— START —

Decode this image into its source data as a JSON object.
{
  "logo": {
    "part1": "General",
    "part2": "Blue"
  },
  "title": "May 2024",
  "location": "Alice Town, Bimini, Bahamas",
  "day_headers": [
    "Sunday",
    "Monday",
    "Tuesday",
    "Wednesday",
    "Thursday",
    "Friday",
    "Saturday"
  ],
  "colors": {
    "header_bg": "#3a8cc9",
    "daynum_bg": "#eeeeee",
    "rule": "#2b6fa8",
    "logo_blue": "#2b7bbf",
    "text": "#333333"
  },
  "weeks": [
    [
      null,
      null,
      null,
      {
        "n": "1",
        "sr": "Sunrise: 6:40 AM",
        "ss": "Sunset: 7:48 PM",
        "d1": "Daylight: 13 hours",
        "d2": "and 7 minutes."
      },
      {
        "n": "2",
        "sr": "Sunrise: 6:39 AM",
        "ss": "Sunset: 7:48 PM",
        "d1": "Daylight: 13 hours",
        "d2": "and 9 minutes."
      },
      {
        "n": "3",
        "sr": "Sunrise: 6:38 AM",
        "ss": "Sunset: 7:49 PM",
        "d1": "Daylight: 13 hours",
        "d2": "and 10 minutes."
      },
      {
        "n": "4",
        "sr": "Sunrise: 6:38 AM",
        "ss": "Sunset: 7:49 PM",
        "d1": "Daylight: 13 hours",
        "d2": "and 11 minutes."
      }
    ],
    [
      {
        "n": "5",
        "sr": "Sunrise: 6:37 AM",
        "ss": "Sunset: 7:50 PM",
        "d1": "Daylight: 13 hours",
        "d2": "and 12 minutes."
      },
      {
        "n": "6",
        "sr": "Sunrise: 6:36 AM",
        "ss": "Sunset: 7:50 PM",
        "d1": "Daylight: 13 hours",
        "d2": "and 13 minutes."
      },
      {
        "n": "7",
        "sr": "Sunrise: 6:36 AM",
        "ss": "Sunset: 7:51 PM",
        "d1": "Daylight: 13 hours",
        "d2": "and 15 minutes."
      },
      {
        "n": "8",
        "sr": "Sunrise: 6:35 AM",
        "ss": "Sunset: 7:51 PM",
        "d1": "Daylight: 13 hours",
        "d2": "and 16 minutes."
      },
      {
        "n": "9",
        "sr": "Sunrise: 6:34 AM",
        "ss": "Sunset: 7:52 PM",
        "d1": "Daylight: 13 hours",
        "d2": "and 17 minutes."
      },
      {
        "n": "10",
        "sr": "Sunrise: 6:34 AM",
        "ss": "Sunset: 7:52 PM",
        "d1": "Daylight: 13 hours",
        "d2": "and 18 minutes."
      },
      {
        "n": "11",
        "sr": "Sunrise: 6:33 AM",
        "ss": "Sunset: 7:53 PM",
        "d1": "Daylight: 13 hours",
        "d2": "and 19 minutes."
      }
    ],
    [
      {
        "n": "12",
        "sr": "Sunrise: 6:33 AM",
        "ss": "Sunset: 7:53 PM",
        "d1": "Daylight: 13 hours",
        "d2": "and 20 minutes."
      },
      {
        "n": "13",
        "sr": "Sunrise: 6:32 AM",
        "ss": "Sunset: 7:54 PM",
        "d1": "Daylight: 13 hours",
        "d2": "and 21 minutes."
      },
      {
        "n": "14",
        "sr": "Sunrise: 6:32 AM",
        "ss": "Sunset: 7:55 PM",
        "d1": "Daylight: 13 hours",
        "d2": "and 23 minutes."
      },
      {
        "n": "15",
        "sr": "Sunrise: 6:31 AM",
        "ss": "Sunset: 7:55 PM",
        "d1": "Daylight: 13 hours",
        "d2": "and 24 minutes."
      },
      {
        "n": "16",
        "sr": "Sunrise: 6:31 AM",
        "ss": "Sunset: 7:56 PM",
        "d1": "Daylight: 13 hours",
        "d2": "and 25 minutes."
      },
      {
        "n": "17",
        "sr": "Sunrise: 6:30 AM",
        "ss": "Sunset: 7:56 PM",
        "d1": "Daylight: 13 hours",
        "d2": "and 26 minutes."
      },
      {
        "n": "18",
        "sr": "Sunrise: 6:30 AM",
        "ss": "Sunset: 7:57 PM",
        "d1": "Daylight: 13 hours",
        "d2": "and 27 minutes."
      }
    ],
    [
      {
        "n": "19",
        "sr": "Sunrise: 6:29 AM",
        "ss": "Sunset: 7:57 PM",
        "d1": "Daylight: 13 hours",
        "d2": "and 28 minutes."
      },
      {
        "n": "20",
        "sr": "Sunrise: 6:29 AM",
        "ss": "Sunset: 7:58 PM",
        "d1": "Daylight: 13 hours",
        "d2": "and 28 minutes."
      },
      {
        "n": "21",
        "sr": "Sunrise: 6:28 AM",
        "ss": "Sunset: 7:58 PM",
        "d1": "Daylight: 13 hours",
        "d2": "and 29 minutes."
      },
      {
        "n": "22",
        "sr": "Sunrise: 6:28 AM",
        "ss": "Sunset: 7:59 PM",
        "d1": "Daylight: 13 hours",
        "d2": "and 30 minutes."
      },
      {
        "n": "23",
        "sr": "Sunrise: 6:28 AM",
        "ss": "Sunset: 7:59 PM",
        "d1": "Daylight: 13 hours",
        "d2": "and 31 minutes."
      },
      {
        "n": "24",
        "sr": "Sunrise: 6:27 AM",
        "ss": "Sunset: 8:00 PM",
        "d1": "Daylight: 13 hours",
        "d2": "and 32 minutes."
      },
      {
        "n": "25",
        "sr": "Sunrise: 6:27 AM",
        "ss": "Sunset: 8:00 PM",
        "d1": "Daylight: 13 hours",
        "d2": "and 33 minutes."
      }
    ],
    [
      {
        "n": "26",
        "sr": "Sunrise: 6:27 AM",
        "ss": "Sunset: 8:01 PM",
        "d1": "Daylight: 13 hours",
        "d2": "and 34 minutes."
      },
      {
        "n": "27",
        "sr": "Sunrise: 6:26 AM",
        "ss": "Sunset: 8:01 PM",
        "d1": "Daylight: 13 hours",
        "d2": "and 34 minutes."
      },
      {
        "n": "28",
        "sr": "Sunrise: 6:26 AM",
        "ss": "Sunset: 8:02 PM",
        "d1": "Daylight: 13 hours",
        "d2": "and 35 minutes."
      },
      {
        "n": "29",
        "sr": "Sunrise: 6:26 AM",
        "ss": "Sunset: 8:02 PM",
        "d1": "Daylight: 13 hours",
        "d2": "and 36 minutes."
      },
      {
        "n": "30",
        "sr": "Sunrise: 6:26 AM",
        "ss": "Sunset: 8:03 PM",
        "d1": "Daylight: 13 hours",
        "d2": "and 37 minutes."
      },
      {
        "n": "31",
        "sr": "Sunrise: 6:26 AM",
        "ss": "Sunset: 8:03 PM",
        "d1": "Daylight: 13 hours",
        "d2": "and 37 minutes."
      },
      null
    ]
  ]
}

— END —

• **INSTRUCTIONS TO FOLLOW**
Your task is to repeat every entry exactly.

• **THE REPLY**
Decode this image into its source data as a JSON object.
{
  "logo": {
    "part1": "General",
    "part2": "Blue"
  },
  "title": "May 2024",
  "location": "Alice Town, Bimini, Bahamas",
  "day_headers": [
    "Sunday",
    "Monday",
    "Tuesday",
    "Wednesday",
    "Thursday",
    "Friday",
    "Saturday"
  ],
  "colors": {
    "header_bg": "#3a8cc9",
    "daynum_bg": "#eeeeee",
    "rule": "#2b6fa8",
    "logo_blue": "#2b7bbf",
    "text": "#333333"
  },
  "weeks": [
    [
      null,
      null,
      null,
      {
        "n": "1",
        "sr": "Sunrise: 6:40 AM",
        "ss": "Sunset: 7:48 PM",
        "d1": "Daylight: 13 hours",
        "d2": "and 7 minutes."
      },
      {
        "n": "2",
        "sr": "Sunrise: 6:39 AM",
        "ss": "Sunset: 7:48 PM",
        "d1": "Daylight: 13 hours",
        "d2": "and 9 minutes."
      },
      {
        "n": "3",
        "sr": "Sunrise: 6:38 AM",
        "ss": "Sunset: 7:49 PM",
        "d1": "Daylight: 13 hours",
        "d2": "and 10 minutes."
      },
      {
        "n": "4",
        "sr": "Sunrise: 6:38 AM",
        "ss": "Sunset: 7:49 PM",
        "d1": "Daylight: 13 hours",
        "d2": "and 11 minutes."
      }
    ],
    [
      {
        "n": "5",
        "sr": "Sunrise: 6:37 AM",
        "ss": "Sunset: 7:50 PM",
        "d1": "Daylight: 13 hours",
        "d2": "and 12 minutes."
      },
      {
        "n": "6",
        "sr": "Sunrise: 6:36 AM",
        "ss": "Sunset: 7:50 PM",
        "d1": "Daylight: 13 hours",
        "d2": "and 13 minutes."
      },
      {
        "n": "7",
        "sr": "Sunrise: 6:36 AM",
        "ss": "Sunset: 7:51 PM",
        "d1": "Daylight: 13 hours",
        "d2": "and 15 minutes."
      },
      {
        "n": "8",
        "sr": "Sunrise: 6:35 AM",
        "ss": "Sunset: 7:51 PM",
        "d1": "Daylight: 13 hours",
        "d2": "and 16 minutes."
      },
      {
        "n": "9",
        "sr": "Sunrise: 6:34 AM",
        "ss": "Sunset: 7:52 PM",
        "d1": "Daylight: 13 hours",
        "d2": "and 17 minutes."
      },
      {
        "n": "10",
        "sr": "Sunrise: 6:34 AM",
        "ss": "Sunset: 7:52 PM",
        "d1": "Daylight: 13 hours",
        "d2": "and 18 minutes."
      },
      {
        "n": "11",
        "sr": "Sunrise: 6:33 AM",
        "ss": "Sunset: 7:53 PM",
        "d1": "Daylight: 13 hours",
        "d2": "and 19 minutes."
      }
    ],
    [
      {
        "n": "12",
        "sr": "Sunrise: 6:33 AM",
        "ss": "Sunset: 7:53 PM",
        "d1": "Daylight: 13 hours",
        "d2": "and 20 minutes."
      },
      {
        "n": "13",
        "sr": "Sunrise: 6:32 AM",
        "ss": "Sunset: 7:54 PM",
        "d1": "Daylight: 13 hours",
        "d2": "and 21 minutes."
      },
      {
        "n": "14",
        "sr": "Sunrise: 6:32 AM",
        "ss": "Sunset: 7:55 PM",
        "d1": "Daylight: 13 hours",
        "d2": "and 23 minutes."
      },
      {
        "n": "15",
        "sr": "Sunrise: 6:31 AM",
        "ss": "Sunset: 7:55 PM",
        "d1": "Daylight: 13 hours",
        "d2": "and 24 minutes."
      },
      {
        "n": "16",
        "sr": "Sunrise: 6:31 AM",
        "ss": "Sunset: 7:56 PM",
        "d1": "Daylight: 13 hours",
        "d2": "and 25 minutes."
      },
      {
        "n": "17",
        "sr": "Sunrise: 6:30 AM",
        "ss": "Sunset: 7:56 PM",
        "d1": "Daylight: 13 hours",
        "d2": "and 26 minutes."
      },
      {
        "n": "18",
        "sr": "Sunrise: 6:30 AM",
        "ss": "Sunset: 7:57 PM",
        "d1": "Daylight: 13 hours",
        "d2": "and 27 minutes."
      }
    ],
    [
      {
        "n": "19",
        "sr": "Sunrise: 6:29 AM",
        "ss": "Sunset: 7:57 PM",
        "d1": "Daylight: 13 hours",
        "d2": "and 28 minutes."
      },
      {
        "n": "20",
        "sr": "Sunrise: 6:29 AM",
        "ss": "Sunset: 7:58 PM",
        "d1": "Daylight: 13 hours",
        "d2": "and 28 minutes."
      },
      {
        "n": "21",
        "sr": "Sunrise: 6:28 AM",
        "ss": "Sunset: 7:58 PM",
        "d1": "Daylight: 13 hours",
        "d2": "and 29 minutes."
      },
      {
        "n": "22",
        "sr": "Sunrise: 6:28 AM",
        "ss": "Sunset: 7:59 PM",
        "d1": "Daylight: 13 hours",
        "d2": "and 30 minutes."
      },
      {
        "n": "23",
        "sr": "Sunrise: 6:28 AM",
        "ss": "Sunset: 7:59 PM",
        "d1": "Daylight: 13 hours",
        "d2": "and 31 minutes."
      },
      {
        "n": "24",
        "sr": "Sunrise: 6:27 AM",
        "ss": "Sunset: 8:00 PM",
        "d1": "Daylight: 13 hours",
        "d2": "and 32 minutes."
      },
      {
        "n": "25",
        "sr": "Sunrise: 6:27 AM",
        "ss": "Sunset: 8:00 PM",
        "d1": "Daylight: 13 hours",
        "d2": "and 33 minutes."
      }
    ],
    [
      {
        "n": "26",
        "sr": "Sunrise: 6:27 AM",
        "ss": "Sunset: 8:01 PM",
        "d1": "Daylight: 13 hours",
        "d2": "and 34 minutes."
      },
      {
        "n": "27",
        "sr": "Sunrise: 6:26 AM",
        "ss": "Sunset: 8:01 PM",
        "d1": "Daylight: 13 hours",
        "d2": "and 34 minutes."
      },
      {
        "n": "28",
        "sr": "Sunrise: 6:26 AM",
        "ss": "Sunset: 8:02 PM",
        "d1": "Daylight: 13 hours",
        "d2": "and 35 minutes."
      },
      {
        "n": "29",
        "sr": "Sunrise: 6:26 AM",
        "ss": "Sunset: 8:02 PM",
        "d1": "Daylight: 13 hours",
        "d2": "and 36 minutes."
      },
      {
        "n": "30",
        "sr": "Sunrise: 6:26 AM",
        "ss": "Sunset: 8:03 PM",
        "d1": "Daylight: 13 hours",
        "d2": "and 37 minutes."
      },
      {
        "n": "31",
        "sr": "Sunrise: 6:26 AM",
        "ss": "Sunset: 8:03 PM",
        "d1": "Daylight: 13 hours",
        "d2": "and 37 minutes."
      },
      null
    ]
  ]
}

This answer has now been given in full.